** Begin DATA IN THIS EXERCISE **

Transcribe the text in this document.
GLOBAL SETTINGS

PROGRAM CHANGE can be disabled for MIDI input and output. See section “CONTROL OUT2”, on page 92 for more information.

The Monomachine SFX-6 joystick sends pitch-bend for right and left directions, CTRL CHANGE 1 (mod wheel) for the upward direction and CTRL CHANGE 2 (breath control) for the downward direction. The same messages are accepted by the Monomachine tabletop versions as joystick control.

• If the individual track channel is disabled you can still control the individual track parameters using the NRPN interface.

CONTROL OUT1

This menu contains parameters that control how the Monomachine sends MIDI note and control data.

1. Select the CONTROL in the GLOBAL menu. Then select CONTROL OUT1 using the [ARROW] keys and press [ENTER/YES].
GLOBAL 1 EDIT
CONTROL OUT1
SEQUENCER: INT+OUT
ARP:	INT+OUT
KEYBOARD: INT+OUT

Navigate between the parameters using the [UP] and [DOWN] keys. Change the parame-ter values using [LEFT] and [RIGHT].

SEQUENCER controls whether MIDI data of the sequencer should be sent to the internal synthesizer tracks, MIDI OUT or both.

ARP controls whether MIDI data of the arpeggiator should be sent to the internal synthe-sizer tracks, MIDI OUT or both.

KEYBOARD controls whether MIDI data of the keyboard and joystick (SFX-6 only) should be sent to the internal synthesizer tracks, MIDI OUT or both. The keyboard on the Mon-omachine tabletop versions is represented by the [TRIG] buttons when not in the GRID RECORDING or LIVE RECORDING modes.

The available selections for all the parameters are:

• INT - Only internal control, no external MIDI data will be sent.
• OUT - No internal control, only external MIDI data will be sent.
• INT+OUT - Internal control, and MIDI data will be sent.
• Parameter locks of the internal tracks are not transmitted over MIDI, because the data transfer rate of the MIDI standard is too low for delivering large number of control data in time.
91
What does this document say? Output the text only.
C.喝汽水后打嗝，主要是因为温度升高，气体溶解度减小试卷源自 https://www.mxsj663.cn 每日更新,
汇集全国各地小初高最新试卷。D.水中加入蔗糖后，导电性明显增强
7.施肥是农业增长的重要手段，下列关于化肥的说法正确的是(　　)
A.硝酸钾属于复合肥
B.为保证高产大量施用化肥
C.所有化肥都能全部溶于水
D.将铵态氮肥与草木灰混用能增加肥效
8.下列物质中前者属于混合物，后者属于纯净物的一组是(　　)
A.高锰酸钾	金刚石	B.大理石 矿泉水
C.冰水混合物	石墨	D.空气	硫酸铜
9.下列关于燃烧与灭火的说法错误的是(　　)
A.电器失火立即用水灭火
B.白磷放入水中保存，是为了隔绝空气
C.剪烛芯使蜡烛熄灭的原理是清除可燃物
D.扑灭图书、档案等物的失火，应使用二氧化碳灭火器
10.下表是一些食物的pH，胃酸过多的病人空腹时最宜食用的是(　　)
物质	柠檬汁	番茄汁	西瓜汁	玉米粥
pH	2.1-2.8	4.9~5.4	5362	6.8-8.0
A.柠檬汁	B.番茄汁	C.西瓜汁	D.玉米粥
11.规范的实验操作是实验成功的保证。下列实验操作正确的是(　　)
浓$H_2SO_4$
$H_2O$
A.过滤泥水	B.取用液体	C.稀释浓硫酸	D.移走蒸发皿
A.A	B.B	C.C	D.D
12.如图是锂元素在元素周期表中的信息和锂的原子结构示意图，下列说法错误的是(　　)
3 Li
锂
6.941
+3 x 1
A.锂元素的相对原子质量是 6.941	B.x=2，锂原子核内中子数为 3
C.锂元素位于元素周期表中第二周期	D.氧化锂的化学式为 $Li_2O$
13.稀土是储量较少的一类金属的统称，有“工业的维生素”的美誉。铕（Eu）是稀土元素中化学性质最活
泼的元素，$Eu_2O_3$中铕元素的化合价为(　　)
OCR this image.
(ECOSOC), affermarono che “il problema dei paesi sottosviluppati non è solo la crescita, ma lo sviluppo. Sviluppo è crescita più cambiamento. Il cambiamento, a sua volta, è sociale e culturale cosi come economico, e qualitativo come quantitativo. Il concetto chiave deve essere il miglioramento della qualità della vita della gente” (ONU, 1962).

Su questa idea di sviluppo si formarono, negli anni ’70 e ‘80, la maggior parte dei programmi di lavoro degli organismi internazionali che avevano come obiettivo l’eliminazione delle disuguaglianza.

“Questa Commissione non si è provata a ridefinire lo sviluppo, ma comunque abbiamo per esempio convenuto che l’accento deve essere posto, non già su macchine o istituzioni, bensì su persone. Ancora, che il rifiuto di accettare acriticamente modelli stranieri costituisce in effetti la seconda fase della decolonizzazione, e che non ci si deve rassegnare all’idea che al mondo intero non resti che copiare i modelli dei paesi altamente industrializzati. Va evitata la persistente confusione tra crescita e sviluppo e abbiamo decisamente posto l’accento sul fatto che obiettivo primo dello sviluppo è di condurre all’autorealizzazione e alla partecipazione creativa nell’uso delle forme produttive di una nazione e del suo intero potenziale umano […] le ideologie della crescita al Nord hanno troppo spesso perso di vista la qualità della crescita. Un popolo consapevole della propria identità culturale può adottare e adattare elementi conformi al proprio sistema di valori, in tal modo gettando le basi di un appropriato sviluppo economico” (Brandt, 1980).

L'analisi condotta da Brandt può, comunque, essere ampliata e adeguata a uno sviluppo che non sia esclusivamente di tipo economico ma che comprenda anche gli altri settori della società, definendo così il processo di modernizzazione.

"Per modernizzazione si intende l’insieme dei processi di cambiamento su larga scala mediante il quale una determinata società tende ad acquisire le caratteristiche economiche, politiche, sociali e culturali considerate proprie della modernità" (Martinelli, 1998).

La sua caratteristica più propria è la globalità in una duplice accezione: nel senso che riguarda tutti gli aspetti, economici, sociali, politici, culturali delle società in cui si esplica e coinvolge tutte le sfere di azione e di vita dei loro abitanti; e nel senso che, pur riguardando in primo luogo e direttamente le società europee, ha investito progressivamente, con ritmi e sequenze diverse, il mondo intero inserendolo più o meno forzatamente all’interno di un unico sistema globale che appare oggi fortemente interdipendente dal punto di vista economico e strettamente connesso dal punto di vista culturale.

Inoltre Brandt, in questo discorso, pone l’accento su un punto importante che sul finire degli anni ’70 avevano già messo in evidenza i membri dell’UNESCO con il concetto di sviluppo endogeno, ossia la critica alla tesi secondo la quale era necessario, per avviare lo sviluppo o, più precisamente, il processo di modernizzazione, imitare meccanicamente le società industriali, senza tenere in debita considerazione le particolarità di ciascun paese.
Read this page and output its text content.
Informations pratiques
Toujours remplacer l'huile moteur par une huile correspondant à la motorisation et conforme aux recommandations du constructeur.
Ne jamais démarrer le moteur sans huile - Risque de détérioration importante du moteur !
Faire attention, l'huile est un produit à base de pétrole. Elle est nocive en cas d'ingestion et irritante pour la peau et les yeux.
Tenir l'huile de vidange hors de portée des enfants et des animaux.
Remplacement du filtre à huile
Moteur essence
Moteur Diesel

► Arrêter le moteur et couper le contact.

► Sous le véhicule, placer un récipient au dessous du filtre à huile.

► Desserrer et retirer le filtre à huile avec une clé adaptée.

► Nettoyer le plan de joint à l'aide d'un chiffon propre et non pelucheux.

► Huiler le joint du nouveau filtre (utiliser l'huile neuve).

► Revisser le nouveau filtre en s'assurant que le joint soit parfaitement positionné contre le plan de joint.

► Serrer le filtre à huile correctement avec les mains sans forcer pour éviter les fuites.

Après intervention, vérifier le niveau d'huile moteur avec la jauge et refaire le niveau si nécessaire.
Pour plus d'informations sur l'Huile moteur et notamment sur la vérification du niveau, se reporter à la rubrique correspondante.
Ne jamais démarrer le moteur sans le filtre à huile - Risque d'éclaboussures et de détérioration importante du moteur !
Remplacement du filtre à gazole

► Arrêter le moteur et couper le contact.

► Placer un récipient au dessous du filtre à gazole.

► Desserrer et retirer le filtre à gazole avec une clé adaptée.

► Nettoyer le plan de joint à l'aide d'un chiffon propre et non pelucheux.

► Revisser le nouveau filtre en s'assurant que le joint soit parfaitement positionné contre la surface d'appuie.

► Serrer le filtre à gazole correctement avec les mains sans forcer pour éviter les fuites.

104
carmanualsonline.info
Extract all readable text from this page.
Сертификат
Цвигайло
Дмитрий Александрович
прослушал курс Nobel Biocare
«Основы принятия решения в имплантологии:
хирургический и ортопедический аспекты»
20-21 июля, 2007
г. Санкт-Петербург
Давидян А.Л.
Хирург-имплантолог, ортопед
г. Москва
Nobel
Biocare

** End DATA IN THIS EXERCISE **

*WORK TO DO*: Above are the records. Copy every line in them holding "Remplacement".

*EXERCISE ANSWER*:
Remplacement du filtre à huile
Remplacement du filtre à gazole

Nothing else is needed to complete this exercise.